> WHAT TO DO
From the entries below, pull out each line where "شفقكم" appears.

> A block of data
%%

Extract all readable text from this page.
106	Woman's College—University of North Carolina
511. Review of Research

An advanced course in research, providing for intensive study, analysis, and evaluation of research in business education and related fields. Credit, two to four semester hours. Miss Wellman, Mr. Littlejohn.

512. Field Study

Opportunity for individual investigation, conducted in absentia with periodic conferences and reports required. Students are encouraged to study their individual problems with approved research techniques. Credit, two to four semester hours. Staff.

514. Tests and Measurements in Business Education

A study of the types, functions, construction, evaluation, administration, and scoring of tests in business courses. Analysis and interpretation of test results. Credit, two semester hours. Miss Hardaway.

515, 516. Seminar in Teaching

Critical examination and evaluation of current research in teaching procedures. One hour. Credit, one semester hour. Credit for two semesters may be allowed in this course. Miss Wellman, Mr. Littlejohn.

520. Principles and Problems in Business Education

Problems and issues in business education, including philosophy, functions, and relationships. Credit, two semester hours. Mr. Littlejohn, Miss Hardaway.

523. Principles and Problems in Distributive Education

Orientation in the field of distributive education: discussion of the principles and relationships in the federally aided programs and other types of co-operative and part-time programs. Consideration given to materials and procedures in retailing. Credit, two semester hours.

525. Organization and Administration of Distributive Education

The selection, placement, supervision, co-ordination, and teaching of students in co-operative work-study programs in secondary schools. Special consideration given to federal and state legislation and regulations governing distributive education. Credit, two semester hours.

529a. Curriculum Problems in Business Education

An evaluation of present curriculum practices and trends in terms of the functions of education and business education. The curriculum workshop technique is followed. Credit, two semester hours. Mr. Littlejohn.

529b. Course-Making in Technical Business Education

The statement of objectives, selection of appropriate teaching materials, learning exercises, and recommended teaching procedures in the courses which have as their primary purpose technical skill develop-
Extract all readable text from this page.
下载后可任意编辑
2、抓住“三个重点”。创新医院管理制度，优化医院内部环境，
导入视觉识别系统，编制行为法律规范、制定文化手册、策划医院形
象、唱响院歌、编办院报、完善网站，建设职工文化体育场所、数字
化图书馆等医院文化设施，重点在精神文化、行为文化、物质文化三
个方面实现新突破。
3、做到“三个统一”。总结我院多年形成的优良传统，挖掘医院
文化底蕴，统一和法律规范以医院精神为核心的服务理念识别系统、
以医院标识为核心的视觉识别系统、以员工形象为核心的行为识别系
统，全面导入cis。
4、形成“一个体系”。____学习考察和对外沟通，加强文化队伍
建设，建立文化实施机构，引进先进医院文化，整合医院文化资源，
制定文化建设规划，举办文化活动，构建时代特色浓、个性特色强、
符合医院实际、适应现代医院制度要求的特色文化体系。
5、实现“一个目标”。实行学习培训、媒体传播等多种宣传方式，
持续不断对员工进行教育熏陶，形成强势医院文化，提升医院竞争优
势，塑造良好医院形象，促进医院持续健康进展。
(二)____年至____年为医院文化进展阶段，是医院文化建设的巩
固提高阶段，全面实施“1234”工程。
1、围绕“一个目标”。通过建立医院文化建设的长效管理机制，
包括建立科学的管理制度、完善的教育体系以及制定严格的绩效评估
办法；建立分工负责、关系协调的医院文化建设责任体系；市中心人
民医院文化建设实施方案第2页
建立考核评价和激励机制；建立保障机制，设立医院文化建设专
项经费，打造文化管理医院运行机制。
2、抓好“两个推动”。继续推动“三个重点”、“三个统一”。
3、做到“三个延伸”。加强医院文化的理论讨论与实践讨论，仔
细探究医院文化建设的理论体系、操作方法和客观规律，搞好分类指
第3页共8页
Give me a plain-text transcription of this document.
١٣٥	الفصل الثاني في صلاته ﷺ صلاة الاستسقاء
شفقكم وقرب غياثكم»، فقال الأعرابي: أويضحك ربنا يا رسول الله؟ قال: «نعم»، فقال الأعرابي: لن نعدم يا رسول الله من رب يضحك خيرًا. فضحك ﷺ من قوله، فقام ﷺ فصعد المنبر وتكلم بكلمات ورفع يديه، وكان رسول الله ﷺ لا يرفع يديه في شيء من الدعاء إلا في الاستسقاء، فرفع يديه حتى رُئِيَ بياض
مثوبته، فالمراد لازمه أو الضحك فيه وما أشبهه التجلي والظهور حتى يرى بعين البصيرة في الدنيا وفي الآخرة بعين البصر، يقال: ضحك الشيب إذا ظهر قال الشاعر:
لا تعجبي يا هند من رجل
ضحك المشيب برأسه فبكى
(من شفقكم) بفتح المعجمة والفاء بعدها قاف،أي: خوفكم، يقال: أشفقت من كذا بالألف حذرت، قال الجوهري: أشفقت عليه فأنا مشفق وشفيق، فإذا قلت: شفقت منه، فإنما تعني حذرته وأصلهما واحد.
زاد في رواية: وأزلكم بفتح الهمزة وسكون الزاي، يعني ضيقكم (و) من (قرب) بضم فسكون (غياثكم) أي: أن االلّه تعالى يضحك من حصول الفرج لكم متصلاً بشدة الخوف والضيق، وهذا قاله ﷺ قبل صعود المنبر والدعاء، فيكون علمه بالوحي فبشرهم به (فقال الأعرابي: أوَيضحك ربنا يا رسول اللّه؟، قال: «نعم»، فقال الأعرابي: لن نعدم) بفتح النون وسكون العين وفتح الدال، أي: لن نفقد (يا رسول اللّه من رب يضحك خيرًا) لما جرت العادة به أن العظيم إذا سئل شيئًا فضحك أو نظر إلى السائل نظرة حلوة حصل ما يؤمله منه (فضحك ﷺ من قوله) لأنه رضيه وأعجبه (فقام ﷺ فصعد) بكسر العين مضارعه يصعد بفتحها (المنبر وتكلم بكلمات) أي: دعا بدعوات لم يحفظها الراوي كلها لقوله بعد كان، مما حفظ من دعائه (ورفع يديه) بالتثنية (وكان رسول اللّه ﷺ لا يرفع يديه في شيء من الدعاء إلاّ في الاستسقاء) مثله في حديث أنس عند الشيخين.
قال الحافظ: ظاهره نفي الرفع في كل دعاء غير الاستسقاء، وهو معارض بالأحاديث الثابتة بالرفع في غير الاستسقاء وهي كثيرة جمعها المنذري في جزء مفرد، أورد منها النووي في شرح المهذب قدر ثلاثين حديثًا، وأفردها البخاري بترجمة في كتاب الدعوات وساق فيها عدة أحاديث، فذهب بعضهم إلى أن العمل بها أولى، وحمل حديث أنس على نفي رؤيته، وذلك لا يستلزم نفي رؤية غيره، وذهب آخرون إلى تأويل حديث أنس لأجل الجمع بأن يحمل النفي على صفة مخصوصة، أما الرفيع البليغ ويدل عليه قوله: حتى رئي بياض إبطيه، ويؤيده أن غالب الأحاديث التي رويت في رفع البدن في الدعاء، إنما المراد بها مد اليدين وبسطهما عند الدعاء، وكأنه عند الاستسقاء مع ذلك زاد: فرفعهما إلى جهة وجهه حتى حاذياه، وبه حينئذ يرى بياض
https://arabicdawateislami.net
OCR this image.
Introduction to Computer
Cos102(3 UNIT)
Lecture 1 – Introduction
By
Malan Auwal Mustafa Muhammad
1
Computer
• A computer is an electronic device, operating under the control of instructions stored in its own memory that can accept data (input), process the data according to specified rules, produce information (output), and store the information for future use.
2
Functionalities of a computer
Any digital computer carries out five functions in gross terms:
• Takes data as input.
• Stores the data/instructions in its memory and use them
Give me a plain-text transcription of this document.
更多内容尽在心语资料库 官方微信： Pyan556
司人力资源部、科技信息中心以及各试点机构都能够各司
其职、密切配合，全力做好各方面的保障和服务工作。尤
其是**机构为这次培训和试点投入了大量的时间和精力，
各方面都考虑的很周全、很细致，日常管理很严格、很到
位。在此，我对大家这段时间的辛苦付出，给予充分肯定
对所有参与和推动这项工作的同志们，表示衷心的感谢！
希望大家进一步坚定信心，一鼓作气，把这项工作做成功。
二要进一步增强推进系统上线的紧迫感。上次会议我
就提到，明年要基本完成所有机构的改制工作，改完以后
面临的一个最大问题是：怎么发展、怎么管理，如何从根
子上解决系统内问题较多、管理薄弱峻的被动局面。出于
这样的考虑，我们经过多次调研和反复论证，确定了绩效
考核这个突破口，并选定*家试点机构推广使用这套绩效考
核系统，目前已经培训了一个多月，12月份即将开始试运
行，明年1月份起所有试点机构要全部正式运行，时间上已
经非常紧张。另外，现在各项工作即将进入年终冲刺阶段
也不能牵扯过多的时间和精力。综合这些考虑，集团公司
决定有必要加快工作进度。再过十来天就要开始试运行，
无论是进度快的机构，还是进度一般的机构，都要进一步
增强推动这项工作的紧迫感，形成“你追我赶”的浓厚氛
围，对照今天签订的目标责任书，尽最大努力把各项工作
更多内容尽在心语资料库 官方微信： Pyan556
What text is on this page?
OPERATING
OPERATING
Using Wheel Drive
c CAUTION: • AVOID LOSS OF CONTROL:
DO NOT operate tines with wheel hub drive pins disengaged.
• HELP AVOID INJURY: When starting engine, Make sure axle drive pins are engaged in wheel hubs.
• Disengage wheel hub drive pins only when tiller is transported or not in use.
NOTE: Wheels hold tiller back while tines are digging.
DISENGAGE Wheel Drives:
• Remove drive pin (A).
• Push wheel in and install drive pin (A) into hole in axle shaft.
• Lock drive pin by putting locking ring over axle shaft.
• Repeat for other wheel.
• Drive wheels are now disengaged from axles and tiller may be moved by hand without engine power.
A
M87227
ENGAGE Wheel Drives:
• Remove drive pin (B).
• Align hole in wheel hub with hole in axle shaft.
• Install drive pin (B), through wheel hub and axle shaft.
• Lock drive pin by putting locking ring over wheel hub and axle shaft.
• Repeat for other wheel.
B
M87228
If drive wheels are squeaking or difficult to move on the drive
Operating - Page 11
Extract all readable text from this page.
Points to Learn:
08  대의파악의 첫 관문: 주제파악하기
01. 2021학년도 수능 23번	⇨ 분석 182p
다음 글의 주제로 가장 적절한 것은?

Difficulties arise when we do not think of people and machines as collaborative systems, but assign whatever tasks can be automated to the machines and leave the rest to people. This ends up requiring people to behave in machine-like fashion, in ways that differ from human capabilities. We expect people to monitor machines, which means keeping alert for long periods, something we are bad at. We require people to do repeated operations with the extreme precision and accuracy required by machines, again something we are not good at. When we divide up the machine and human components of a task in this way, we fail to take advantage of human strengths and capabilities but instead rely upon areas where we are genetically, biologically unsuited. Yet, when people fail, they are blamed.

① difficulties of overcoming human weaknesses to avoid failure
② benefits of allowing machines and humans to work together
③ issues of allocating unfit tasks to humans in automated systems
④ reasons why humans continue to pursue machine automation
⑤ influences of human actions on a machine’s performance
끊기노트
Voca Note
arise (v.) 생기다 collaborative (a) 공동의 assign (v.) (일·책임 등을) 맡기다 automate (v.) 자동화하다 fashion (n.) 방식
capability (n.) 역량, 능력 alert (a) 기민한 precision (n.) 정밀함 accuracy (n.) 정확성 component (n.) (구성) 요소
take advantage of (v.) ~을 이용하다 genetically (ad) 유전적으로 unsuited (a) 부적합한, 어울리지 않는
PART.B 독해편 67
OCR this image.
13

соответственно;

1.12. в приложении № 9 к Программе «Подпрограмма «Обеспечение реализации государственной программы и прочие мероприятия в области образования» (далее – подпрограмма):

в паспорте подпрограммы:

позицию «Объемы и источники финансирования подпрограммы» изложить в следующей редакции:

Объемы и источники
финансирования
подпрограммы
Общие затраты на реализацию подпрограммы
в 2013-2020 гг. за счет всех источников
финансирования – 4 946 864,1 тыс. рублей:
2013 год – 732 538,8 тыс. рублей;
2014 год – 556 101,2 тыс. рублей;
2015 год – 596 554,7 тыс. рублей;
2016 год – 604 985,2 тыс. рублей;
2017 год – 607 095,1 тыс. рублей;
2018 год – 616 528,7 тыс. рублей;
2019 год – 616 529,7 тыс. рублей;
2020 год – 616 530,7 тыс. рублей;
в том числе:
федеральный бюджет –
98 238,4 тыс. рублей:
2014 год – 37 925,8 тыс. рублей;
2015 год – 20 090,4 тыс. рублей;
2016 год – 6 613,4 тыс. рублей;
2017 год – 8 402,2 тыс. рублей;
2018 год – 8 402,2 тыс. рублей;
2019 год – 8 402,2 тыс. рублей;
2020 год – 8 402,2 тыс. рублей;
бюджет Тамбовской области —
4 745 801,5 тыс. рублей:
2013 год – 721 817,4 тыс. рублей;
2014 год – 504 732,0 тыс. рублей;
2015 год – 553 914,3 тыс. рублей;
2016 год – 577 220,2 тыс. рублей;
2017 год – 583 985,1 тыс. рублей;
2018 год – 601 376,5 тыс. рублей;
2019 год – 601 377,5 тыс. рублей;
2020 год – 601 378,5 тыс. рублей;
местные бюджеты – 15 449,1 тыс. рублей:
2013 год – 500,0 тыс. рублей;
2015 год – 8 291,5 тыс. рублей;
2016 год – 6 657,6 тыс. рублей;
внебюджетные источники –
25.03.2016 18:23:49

%%

> RESPONSE TO THIS TASK
شفقكم وقرب غياثكم»، فقال الأعرابي: أويضحك ربنا يا رسول الله؟ قال: «نعم»، فقال الأعرابي: لن نعدم يا رسول الله من رب يضحك خيرًا. فضحك ﷺ من قوله، فقام ﷺ فصعد المنبر وتكلم بكلمات ورفع يديه، وكان رسول الله ﷺ لا يرفع يديه في شيء من الدعاء إلا في الاستسقاء، فرفع يديه حتى رُئِيَ بياض
(من شفقكم) بفتح المعجمة والفاء بعدها قاف،أي: خوفكم، يقال: أشفقت من كذا بالألف حذرت، قال الجوهري: أشفقت عليه فأنا مشفق وشفيق، فإذا قلت: شفقت منه، فإنما تعني حذرته وأصلهما واحد.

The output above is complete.